*Description of the task*
Copy every line from the data below in which the string "speaker" can be found.
▬▬▬
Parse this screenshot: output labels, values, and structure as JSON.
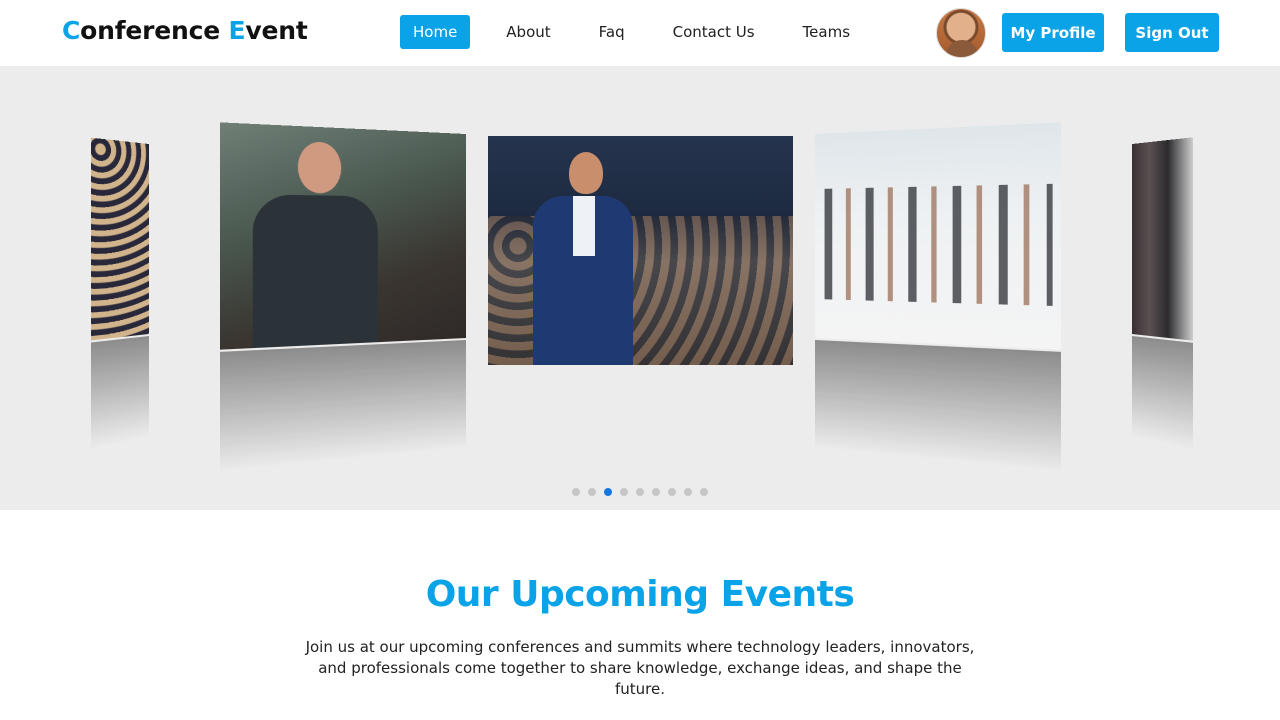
{
  "brand": {
    "first_letter": "C",
    "first_rest": "onference ",
    "second_letter": "E",
    "second_rest": "vent"
  },
  "nav": {
    "home": "Home",
    "about": "About",
    "faq": "Faq",
    "contact": "Contact Us",
    "teams": "Teams"
  },
  "header_actions": {
    "profile_label": "My Profile",
    "signout_label": "Sign Out",
    "avatar_icon": "user-avatar"
  },
  "carousel": {
    "slide_count": 9,
    "active_index": 2,
    "slides": [
      {
        "icon": "audience-photo"
      },
      {
        "icon": "speaker-photo"
      },
      {
        "icon": "speaker-with-microphone-photo"
      },
      {
        "icon": "networking-event-photo"
      },
      {
        "icon": "people-standing-photo"
      }
    ]
  },
  "events": {
    "title": "Our Upcoming Events",
    "description": "Join us at our upcoming conferences and summits where technology leaders, innovators, and professionals come together to share knowledge, exchange ideas, and shape the future."
  },
  "colors": {
    "accent": "#0aa3e8",
    "active_dot": "#1677e0",
    "carousel_bg": "#ececec"
  }
}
▬▬▬
*Complete response*
        "icon": "speaker-photo"
        "icon": "speaker-with-microphone-photo"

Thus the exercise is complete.